◆ Set exercise: Which lines hold the word "MODELICA"? Show each of them.

◆ Task data:
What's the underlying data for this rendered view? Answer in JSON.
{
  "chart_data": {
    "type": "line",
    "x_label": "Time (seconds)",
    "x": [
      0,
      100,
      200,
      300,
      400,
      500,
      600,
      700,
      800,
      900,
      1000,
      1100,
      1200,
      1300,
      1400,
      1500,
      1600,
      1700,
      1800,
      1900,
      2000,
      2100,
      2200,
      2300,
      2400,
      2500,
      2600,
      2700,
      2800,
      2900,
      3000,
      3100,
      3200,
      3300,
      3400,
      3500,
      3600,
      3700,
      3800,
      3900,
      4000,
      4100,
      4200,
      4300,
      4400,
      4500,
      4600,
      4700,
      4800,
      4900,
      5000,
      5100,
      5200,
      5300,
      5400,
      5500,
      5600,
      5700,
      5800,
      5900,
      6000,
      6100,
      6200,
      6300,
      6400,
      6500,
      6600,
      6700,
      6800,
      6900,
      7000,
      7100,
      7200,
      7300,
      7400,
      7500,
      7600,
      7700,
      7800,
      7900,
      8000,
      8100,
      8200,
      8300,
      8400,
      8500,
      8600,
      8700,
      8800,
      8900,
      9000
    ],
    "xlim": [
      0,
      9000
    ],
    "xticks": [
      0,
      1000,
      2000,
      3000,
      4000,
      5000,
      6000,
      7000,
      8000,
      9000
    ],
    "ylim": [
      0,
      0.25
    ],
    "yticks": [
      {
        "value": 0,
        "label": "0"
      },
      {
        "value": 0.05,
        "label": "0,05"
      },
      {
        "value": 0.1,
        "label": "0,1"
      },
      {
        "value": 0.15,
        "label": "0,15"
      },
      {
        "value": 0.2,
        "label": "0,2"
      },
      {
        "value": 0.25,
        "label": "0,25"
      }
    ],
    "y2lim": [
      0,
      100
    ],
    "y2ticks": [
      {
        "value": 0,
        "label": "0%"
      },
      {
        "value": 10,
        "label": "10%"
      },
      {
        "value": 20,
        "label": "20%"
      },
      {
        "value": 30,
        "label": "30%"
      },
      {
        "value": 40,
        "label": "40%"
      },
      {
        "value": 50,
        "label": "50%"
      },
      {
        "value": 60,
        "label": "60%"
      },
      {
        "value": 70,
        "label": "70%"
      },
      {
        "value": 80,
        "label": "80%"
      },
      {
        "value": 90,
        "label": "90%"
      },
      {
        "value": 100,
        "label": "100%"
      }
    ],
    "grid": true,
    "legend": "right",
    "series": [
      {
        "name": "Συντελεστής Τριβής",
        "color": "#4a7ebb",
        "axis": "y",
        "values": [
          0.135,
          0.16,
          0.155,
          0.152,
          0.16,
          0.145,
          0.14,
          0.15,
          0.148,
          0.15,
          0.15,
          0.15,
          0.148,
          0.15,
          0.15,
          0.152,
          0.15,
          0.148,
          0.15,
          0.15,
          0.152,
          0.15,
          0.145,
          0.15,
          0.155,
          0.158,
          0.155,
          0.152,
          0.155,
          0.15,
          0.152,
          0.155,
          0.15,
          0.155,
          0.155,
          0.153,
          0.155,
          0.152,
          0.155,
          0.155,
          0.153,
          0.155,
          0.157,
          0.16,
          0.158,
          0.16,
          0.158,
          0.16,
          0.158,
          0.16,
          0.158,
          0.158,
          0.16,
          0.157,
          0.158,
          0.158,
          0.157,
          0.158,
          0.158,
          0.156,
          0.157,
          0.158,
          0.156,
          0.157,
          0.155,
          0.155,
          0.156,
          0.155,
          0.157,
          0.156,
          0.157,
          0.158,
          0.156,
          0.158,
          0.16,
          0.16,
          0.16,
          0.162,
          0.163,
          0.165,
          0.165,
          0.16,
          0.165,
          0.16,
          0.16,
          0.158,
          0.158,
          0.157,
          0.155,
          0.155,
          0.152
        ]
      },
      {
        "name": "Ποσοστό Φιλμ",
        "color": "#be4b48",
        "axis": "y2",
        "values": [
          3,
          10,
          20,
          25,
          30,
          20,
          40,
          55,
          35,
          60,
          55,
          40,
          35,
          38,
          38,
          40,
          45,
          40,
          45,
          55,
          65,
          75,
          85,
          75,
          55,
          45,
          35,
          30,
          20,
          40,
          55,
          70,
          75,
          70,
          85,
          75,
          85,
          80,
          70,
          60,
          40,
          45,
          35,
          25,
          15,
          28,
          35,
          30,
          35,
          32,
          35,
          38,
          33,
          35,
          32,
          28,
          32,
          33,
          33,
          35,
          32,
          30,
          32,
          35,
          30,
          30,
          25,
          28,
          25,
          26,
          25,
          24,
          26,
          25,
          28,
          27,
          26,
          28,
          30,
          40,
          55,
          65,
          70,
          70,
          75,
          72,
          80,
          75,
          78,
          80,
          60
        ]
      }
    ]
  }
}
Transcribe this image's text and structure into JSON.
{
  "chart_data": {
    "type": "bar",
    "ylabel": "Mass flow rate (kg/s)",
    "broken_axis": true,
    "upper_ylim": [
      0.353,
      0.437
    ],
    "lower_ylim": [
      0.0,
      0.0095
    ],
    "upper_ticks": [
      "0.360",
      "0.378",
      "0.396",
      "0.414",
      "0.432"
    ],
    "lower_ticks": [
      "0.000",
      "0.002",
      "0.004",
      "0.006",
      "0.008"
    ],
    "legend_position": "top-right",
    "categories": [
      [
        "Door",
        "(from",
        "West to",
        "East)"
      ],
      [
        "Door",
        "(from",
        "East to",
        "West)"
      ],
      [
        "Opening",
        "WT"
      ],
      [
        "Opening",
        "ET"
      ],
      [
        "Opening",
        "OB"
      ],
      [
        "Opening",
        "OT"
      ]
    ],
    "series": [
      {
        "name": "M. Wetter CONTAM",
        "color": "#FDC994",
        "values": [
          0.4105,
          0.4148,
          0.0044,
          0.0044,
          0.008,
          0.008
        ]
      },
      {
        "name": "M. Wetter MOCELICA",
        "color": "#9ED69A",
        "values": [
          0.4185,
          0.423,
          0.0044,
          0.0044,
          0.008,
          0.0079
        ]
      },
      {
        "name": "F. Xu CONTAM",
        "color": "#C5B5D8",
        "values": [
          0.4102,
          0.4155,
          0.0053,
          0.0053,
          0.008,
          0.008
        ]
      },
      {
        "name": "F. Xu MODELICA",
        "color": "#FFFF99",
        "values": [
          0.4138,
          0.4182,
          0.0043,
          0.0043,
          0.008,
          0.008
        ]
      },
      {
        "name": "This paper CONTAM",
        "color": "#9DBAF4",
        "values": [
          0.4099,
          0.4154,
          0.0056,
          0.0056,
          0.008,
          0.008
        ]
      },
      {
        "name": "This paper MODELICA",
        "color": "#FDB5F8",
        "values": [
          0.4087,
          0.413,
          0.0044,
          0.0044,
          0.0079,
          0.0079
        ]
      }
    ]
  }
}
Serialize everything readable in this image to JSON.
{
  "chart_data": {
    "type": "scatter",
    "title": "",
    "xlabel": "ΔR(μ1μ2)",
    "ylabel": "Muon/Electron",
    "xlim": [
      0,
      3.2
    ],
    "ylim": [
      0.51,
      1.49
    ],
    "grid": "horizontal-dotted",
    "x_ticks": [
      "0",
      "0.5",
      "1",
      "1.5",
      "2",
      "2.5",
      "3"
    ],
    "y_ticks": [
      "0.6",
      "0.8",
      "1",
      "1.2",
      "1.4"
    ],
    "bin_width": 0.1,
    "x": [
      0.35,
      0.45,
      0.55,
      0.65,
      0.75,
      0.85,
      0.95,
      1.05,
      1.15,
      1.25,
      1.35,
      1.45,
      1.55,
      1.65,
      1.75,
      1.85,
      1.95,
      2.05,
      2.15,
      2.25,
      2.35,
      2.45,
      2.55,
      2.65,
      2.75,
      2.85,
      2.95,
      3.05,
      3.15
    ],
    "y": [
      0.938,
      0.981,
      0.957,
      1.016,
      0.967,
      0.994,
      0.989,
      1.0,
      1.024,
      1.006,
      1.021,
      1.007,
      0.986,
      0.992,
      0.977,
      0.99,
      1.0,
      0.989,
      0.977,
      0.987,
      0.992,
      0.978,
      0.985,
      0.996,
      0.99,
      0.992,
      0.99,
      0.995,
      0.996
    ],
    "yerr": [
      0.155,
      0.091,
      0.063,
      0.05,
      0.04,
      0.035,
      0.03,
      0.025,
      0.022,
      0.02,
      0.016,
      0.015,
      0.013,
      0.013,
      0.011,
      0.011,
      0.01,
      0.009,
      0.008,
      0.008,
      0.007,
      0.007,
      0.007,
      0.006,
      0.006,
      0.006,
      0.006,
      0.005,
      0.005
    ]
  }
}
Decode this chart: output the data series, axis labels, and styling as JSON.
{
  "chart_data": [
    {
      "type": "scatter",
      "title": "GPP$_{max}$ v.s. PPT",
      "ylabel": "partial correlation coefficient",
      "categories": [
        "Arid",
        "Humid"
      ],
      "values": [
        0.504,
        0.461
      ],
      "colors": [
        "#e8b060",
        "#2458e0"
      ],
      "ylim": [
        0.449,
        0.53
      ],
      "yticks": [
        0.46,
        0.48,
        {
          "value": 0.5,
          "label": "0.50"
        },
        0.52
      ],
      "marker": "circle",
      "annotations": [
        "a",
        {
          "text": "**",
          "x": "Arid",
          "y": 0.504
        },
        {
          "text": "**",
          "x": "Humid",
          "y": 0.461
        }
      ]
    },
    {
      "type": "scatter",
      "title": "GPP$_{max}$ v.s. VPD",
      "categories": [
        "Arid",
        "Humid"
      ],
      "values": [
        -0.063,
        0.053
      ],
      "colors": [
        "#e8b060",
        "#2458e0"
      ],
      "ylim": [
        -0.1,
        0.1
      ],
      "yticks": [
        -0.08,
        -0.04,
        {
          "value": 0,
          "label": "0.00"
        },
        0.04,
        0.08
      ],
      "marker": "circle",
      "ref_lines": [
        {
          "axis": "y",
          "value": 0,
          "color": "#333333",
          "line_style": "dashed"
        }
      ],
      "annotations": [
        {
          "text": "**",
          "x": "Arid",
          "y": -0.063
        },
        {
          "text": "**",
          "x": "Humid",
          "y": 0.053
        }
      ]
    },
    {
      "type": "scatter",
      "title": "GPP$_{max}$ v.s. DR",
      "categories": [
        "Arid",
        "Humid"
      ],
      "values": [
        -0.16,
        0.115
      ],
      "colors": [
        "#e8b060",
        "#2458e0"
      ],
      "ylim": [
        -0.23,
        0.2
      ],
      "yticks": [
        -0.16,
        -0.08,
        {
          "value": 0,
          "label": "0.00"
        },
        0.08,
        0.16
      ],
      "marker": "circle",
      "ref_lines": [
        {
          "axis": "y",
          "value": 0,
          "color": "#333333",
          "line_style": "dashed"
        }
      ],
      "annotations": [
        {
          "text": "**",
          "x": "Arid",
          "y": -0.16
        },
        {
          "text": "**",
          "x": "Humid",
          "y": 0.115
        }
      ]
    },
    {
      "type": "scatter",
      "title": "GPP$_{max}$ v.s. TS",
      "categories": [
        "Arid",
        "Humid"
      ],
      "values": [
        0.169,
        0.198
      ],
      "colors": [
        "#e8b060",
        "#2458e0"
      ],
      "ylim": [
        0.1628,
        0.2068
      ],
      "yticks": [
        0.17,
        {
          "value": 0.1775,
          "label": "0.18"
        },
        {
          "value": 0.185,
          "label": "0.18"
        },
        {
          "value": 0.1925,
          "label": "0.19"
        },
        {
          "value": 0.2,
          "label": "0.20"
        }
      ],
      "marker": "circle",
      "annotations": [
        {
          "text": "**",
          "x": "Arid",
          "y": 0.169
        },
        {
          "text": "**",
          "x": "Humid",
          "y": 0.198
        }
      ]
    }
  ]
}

◆ Answer:
        "name": "F. Xu MODELICA",
        "name": "This paper MODELICA",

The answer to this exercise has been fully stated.